PROBLEM DESCRIPTION:
Set every record down again, identical to the original.

SOURCE MATERIAL:
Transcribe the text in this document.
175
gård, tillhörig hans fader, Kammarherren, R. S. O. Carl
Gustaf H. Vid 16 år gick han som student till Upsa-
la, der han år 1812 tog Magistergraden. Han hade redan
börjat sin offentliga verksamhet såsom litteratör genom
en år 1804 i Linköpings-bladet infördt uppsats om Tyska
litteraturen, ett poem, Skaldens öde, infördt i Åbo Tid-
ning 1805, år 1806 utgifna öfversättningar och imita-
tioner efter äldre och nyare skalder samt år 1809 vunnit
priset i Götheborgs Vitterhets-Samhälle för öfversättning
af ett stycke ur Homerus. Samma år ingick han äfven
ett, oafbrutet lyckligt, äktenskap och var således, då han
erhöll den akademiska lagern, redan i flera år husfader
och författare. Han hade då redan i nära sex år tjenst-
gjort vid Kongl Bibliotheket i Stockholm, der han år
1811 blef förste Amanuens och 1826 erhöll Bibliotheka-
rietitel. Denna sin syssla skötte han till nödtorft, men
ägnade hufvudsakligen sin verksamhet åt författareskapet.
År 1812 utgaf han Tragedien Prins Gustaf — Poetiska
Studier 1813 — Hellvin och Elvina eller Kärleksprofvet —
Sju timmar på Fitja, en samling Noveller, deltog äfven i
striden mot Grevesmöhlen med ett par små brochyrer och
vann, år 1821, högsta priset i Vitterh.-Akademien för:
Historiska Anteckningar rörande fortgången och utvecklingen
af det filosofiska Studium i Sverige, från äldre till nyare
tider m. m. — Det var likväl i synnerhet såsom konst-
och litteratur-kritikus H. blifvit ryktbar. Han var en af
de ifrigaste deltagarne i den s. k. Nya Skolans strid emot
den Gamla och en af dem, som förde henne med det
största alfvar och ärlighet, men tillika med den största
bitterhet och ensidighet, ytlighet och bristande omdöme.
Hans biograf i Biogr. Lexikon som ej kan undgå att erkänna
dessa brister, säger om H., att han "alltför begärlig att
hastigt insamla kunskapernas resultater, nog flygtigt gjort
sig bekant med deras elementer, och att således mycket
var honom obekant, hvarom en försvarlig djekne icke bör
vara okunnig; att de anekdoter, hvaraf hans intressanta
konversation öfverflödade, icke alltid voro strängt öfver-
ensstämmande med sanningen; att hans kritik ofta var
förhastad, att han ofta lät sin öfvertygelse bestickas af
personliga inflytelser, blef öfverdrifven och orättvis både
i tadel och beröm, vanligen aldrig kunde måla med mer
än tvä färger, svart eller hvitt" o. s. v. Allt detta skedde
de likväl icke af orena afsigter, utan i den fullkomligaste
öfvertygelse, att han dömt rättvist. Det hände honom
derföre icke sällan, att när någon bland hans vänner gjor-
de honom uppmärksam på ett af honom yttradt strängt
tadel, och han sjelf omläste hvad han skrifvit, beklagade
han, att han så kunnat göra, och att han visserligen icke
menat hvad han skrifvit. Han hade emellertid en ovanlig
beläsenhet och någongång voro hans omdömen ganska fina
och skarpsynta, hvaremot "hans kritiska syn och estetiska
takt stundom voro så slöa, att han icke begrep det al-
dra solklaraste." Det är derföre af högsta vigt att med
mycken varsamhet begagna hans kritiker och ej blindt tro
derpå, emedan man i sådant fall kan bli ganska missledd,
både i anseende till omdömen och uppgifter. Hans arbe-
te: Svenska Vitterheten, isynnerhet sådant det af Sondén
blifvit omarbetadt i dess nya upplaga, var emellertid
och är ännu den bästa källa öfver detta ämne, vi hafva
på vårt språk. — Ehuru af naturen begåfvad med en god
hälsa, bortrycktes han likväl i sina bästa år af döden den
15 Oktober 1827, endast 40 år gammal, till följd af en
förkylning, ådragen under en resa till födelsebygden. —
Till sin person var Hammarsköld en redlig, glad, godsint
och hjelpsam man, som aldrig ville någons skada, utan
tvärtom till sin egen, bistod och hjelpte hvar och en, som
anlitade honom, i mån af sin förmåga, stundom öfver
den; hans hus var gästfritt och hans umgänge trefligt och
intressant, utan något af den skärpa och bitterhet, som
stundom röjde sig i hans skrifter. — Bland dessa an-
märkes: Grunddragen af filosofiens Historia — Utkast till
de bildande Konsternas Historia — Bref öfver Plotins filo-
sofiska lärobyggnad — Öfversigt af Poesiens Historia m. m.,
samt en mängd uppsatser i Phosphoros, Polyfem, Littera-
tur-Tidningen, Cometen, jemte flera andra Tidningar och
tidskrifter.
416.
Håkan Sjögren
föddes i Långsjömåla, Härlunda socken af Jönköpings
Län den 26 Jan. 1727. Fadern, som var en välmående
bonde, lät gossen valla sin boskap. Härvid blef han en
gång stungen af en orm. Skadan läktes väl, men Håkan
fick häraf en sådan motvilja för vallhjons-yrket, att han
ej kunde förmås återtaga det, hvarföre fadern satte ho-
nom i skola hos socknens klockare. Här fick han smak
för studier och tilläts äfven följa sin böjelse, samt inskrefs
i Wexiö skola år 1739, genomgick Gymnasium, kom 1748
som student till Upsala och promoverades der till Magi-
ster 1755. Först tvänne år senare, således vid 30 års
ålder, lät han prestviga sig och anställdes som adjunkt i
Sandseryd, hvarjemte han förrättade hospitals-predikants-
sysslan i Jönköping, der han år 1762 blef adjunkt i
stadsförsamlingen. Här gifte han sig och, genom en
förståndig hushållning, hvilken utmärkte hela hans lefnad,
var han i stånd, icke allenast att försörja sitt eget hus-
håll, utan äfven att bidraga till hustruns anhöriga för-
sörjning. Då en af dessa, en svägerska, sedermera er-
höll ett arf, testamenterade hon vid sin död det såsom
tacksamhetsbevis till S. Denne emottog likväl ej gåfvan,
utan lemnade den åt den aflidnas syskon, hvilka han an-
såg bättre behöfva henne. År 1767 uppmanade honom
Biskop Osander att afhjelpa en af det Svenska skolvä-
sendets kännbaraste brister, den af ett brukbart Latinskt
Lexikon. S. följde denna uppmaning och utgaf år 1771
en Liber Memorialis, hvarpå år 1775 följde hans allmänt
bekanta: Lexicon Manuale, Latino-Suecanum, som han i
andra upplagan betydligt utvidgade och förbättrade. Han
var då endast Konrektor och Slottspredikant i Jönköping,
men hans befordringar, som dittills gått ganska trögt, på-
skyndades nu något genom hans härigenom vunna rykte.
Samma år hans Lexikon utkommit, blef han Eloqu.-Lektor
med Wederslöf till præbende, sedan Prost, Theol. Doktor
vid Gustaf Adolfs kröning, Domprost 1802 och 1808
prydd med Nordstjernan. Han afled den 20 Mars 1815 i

SOLUTION TO THIS PROBLEM:
Transcribe the text in this document.
175
gård, tillhörig hans fader, Kammarherren, R. S. O. Carl
Gustaf H. Vid 16 år gick han som student till Upsa-
la, der han år 1812 tog Magistergraden. Han hade redan
börjat sin offentliga verksamhet såsom litteratör genom
en år 1804 i Linköpings-bladet infördt uppsats om Tyska
litteraturen, ett poem, Skaldens öde, infördt i Åbo Tid-
ning 1805, år 1806 utgifna öfversättningar och imita-
tioner efter äldre och nyare skalder samt år 1809 vunnit
priset i Götheborgs Vitterhets-Samhälle för öfversättning
af ett stycke ur Homerus. Samma år ingick han äfven
ett, oafbrutet lyckligt, äktenskap och var således, då han
erhöll den akademiska lagern, redan i flera år husfader
och författare. Han hade då redan i nära sex år tjenst-
gjort vid Kongl Bibliotheket i Stockholm, der han år
1811 blef förste Amanuens och 1826 erhöll Bibliotheka-
rietitel. Denna sin syssla skötte han till nödtorft, men
ägnade hufvudsakligen sin verksamhet åt författareskapet.
År 1812 utgaf han Tragedien Prins Gustaf — Poetiska
Studier 1813 — Hellvin och Elvina eller Kärleksprofvet —
Sju timmar på Fitja, en samling Noveller, deltog äfven i
striden mot Grevesmöhlen med ett par små brochyrer och
vann, år 1821, högsta priset i Vitterh.-Akademien för:
Historiska Anteckningar rörande fortgången och utvecklingen
af det filosofiska Studium i Sverige, från äldre till nyare
tider m. m. — Det var likväl i synnerhet såsom konst-
och litteratur-kritikus H. blifvit ryktbar. Han var en af
de ifrigaste deltagarne i den s. k. Nya Skolans strid emot
den Gamla och en af dem, som förde henne med det
största alfvar och ärlighet, men tillika med den största
bitterhet och ensidighet, ytlighet och bristande omdöme.
Hans biograf i Biogr. Lexikon som ej kan undgå att erkänna
dessa brister, säger om H., att han "alltför begärlig att
hastigt insamla kunskapernas resultater, nog flygtigt gjort
sig bekant med deras elementer, och att således mycket
var honom obekant, hvarom en försvarlig djekne icke bör
vara okunnig; att de anekdoter, hvaraf hans intressanta
konversation öfverflödade, icke alltid voro strängt öfver-
ensstämmande med sanningen; att hans kritik ofta var
förhastad, att han ofta lät sin öfvertygelse bestickas af
personliga inflytelser, blef öfverdrifven och orättvis både
i tadel och beröm, vanligen aldrig kunde måla med mer
än tvä färger, svart eller hvitt" o. s. v. Allt detta skedde
de likväl icke af orena afsigter, utan i den fullkomligaste
öfvertygelse, att han dömt rättvist. Det hände honom
derföre icke sällan, att när någon bland hans vänner gjor-
de honom uppmärksam på ett af honom yttradt strängt
tadel, och han sjelf omläste hvad han skrifvit, beklagade
han, att han så kunnat göra, och att han visserligen icke
menat hvad han skrifvit. Han hade emellertid en ovanlig
beläsenhet och någongång voro hans omdömen ganska fina
och skarpsynta, hvaremot "hans kritiska syn och estetiska
takt stundom voro så slöa, att han icke begrep det al-
dra solklaraste." Det är derföre af högsta vigt att med
mycken varsamhet begagna hans kritiker och ej blindt tro
derpå, emedan man i sådant fall kan bli ganska missledd,
både i anseende till omdömen och uppgifter. Hans arbe-
te: Svenska Vitterheten, isynnerhet sådant det af Sondén
blifvit omarbetadt i dess nya upplaga, var emellertid
och är ännu den bästa källa öfver detta ämne, vi hafva
på vårt språk. — Ehuru af naturen begåfvad med en god
hälsa, bortrycktes han likväl i sina bästa år af döden den
15 Oktober 1827, endast 40 år gammal, till följd af en
förkylning, ådragen under en resa till födelsebygden. —
Till sin person var Hammarsköld en redlig, glad, godsint
och hjelpsam man, som aldrig ville någons skada, utan
tvärtom till sin egen, bistod och hjelpte hvar och en, som
anlitade honom, i mån af sin förmåga, stundom öfver
den; hans hus var gästfritt och hans umgänge trefligt och
intressant, utan något af den skärpa och bitterhet, som
stundom röjde sig i hans skrifter. — Bland dessa an-
märkes: Grunddragen af filosofiens Historia — Utkast till
de bildande Konsternas Historia — Bref öfver Plotins filo-
sofiska lärobyggnad — Öfversigt af Poesiens Historia m. m.,
samt en mängd uppsatser i Phosphoros, Polyfem, Littera-
tur-Tidningen, Cometen, jemte flera andra Tidningar och
tidskrifter.
416.
Håkan Sjögren
föddes i Långsjömåla, Härlunda socken af Jönköpings
Län den 26 Jan. 1727. Fadern, som var en välmående
bonde, lät gossen valla sin boskap. Härvid blef han en
gång stungen af en orm. Skadan läktes väl, men Håkan
fick häraf en sådan motvilja för vallhjons-yrket, att han
ej kunde förmås återtaga det, hvarföre fadern satte ho-
nom i skola hos socknens klockare. Här fick han smak
för studier och tilläts äfven följa sin böjelse, samt inskrefs
i Wexiö skola år 1739, genomgick Gymnasium, kom 1748
som student till Upsala och promoverades der till Magi-
ster 1755. Först tvänne år senare, således vid 30 års
ålder, lät han prestviga sig och anställdes som adjunkt i
Sandseryd, hvarjemte han förrättade hospitals-predikants-
sysslan i Jönköping, der han år 1762 blef adjunkt i
stadsförsamlingen. Här gifte han sig och, genom en
förståndig hushållning, hvilken utmärkte hela hans lefnad,
var han i stånd, icke allenast att försörja sitt eget hus-
håll, utan äfven att bidraga till hustruns anhöriga för-
sörjning. Då en af dessa, en svägerska, sedermera er-
höll ett arf, testamenterade hon vid sin död det såsom
tacksamhetsbevis till S. Denne emottog likväl ej gåfvan,
utan lemnade den åt den aflidnas syskon, hvilka han an-
såg bättre behöfva henne. År 1767 uppmanade honom
Biskop Osander att afhjelpa en af det Svenska skolvä-
sendets kännbaraste brister, den af ett brukbart Latinskt
Lexikon. S. följde denna uppmaning och utgaf år 1771
en Liber Memorialis, hvarpå år 1775 följde hans allmänt
bekanta: Lexicon Manuale, Latino-Suecanum, som han i
andra upplagan betydligt utvidgade och förbättrade. Han
var då endast Konrektor och Slottspredikant i Jönköping,
men hans befordringar, som dittills gått ganska trögt, på-
skyndades nu något genom hans härigenom vunna rykte.
Samma år hans Lexikon utkommit, blef han Eloqu.-Lektor
med Wederslöf till præbende, sedan Prost, Theol. Doktor
vid Gustaf Adolfs kröning, Domprost 1802 och 1808
prydd med Nordstjernan. Han afled den 20 Mars 1815 i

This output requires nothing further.